To be done =>
Extract each line of the records below that contains the word "from".

─── Information shown

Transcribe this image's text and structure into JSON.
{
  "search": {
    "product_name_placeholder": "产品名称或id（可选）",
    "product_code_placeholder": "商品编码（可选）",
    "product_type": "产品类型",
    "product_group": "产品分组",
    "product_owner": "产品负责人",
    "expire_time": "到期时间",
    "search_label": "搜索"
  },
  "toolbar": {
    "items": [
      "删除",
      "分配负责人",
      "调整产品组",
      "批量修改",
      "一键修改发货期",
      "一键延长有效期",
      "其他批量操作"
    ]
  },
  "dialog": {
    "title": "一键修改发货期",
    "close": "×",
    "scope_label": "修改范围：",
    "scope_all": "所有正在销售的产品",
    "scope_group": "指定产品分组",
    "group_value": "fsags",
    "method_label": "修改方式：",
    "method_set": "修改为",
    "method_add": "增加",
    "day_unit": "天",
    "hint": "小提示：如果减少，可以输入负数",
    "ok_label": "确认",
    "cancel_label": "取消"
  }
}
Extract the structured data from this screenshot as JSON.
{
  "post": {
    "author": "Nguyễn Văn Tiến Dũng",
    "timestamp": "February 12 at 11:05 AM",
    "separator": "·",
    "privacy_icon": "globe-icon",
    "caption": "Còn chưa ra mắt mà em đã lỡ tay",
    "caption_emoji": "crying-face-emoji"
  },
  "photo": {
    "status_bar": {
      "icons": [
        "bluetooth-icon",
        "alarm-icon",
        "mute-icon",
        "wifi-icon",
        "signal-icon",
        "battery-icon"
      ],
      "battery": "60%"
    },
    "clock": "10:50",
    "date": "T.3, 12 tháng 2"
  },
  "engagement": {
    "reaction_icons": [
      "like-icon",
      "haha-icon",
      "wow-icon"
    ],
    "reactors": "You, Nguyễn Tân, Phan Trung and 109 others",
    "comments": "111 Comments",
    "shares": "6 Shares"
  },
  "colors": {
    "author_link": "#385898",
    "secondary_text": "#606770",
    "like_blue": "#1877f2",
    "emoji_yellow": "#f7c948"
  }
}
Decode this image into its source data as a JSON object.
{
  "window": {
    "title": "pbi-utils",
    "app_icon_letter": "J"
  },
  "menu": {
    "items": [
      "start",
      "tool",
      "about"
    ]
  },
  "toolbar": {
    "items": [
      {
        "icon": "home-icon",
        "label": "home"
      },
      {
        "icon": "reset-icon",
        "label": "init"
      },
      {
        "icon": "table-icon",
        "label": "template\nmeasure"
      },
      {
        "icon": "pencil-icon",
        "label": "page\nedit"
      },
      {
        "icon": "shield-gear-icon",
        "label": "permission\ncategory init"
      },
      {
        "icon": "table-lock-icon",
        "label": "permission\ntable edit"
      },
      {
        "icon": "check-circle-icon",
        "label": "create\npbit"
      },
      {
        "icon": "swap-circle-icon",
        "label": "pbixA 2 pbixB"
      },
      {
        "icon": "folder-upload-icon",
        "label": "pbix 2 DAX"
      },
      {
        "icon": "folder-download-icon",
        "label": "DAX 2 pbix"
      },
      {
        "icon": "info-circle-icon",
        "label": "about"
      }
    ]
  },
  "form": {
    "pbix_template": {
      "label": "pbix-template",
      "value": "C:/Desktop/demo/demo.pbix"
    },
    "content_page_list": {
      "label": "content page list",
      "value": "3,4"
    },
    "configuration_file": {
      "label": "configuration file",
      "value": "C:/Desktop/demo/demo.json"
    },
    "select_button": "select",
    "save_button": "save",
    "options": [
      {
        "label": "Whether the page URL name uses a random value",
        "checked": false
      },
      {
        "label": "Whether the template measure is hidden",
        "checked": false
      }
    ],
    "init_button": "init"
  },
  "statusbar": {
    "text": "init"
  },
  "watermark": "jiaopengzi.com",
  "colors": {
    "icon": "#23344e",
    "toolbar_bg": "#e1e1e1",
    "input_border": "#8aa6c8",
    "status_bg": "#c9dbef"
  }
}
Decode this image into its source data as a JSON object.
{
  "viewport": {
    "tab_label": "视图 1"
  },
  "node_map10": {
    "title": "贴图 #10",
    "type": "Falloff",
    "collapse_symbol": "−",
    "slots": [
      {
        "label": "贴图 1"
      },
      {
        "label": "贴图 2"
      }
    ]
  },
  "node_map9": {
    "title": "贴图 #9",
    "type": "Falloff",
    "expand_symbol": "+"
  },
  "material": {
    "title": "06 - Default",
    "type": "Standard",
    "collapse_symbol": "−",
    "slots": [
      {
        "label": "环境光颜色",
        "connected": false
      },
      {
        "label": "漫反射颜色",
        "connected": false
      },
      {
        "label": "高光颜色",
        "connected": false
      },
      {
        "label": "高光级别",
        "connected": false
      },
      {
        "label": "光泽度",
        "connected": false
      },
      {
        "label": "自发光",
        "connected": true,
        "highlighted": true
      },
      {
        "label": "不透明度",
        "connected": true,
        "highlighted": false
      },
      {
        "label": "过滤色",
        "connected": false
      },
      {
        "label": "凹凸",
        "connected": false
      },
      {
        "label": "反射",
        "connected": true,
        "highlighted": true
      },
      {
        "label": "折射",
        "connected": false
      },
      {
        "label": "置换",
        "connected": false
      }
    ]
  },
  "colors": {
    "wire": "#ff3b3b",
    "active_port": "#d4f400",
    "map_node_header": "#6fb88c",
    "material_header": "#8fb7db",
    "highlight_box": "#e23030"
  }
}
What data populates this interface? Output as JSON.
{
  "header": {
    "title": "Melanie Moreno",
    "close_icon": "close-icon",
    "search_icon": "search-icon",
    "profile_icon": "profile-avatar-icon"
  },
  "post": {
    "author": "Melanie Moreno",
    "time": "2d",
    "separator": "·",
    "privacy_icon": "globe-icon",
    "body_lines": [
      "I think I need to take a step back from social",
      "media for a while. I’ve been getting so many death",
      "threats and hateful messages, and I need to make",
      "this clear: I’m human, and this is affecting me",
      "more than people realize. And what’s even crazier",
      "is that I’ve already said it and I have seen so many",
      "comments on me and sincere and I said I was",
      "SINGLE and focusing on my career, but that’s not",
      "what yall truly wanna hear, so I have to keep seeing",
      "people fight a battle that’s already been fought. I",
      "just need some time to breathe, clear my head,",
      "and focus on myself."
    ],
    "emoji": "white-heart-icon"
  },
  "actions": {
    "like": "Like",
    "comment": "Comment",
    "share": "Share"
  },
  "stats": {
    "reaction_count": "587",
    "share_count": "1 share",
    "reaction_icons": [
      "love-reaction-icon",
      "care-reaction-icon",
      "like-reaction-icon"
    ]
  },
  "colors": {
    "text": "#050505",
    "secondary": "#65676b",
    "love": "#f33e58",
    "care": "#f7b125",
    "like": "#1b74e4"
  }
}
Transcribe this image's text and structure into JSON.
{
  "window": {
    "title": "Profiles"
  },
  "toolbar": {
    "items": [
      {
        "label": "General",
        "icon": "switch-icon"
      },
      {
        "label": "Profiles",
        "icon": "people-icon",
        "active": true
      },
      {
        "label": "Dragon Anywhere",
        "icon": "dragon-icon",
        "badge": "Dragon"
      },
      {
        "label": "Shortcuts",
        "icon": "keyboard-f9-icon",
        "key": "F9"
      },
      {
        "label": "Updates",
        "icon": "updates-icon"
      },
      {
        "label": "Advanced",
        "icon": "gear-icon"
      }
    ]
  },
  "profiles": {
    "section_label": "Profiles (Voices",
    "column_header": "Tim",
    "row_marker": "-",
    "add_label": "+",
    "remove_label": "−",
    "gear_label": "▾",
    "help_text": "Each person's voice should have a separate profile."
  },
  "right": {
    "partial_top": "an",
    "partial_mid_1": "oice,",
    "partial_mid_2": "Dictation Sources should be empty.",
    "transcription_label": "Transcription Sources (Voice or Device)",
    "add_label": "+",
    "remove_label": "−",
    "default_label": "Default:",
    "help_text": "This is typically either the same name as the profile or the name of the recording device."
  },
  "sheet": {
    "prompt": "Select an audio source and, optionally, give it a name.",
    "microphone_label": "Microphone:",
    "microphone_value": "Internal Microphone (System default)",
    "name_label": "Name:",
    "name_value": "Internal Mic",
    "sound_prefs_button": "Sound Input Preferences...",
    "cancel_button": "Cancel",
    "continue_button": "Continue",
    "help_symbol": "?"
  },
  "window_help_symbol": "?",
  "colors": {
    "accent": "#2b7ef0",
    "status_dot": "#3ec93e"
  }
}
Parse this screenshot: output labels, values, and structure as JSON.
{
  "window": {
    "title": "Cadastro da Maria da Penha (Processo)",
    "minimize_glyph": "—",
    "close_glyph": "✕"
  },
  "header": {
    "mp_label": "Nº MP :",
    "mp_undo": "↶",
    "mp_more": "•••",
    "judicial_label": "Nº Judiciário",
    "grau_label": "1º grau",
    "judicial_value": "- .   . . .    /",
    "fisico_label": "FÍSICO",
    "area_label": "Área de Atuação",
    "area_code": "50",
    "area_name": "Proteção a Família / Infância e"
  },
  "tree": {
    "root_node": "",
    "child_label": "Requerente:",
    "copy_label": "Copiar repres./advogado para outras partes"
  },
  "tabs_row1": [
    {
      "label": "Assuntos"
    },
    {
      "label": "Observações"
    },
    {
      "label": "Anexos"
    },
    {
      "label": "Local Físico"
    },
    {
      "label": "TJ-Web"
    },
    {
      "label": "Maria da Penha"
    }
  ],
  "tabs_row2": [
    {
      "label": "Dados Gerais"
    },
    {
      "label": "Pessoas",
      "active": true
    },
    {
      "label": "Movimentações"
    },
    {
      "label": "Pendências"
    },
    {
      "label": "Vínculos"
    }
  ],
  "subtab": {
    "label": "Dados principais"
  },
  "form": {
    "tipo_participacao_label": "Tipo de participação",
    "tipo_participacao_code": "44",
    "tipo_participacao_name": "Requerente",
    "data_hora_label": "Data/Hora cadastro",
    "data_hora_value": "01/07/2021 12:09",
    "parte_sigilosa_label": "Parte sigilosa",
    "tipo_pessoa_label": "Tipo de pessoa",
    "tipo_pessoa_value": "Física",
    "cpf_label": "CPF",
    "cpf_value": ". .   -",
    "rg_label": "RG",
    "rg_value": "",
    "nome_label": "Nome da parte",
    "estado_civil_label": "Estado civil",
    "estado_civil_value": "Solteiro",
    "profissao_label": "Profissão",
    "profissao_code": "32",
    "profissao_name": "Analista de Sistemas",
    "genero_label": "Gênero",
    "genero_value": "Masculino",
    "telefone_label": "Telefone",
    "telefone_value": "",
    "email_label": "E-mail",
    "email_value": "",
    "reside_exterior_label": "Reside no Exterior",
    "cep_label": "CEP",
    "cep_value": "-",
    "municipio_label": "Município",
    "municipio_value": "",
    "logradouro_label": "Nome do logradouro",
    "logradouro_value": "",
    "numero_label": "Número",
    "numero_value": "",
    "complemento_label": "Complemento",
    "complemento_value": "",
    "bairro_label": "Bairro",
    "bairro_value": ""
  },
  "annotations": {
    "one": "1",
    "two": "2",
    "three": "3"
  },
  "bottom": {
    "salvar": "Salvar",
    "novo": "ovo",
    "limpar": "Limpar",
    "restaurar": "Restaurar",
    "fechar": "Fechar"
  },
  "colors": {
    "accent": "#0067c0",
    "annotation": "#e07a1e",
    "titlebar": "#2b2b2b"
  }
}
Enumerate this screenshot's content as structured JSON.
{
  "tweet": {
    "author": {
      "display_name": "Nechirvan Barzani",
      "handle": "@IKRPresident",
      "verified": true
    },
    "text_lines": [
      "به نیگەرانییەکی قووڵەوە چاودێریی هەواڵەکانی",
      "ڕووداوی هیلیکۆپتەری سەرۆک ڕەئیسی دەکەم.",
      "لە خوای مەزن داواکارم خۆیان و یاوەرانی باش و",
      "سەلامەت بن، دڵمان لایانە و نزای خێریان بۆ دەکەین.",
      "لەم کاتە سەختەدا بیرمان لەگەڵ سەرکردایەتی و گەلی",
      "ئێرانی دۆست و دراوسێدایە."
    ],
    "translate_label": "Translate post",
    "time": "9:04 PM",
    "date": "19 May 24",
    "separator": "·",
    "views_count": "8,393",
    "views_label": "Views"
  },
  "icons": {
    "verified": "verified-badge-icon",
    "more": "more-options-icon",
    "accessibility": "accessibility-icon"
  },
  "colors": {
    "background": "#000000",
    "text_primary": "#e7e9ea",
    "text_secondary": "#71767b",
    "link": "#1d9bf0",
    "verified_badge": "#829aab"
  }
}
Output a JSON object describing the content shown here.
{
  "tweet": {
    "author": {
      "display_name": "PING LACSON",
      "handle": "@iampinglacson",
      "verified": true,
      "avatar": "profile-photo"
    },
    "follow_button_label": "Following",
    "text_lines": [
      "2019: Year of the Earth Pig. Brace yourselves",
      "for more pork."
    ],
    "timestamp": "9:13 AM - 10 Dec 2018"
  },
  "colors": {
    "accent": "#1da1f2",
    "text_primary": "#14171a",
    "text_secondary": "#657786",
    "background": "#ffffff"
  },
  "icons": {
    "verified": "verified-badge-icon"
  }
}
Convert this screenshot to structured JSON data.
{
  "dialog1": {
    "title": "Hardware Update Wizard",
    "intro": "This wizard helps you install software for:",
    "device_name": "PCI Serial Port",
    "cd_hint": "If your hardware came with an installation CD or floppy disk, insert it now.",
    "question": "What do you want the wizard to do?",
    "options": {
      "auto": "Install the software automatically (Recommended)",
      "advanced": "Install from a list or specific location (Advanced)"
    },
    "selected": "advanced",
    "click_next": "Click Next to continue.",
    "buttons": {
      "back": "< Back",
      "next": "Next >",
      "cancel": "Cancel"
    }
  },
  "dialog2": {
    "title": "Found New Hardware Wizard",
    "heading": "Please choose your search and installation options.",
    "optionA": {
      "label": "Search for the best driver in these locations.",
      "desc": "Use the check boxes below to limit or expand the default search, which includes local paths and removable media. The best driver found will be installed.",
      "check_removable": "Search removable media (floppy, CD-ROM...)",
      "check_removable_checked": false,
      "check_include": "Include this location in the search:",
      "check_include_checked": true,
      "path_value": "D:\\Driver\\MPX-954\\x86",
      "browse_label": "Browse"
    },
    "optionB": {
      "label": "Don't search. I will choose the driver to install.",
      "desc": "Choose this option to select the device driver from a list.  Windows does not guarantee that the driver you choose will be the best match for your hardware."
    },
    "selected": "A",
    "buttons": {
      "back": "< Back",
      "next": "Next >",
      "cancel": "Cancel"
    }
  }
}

──────

Exercise response =>
Extract the structured data from this screenshot as JSON.
      "I think I need to take a step back from social",
      "advanced": "Install from a list or specific location (Advanced)"
      "desc": "Choose this option to select the device driver from a list.  Windows does not guarantee that the driver you choose will be the best match for your hardware."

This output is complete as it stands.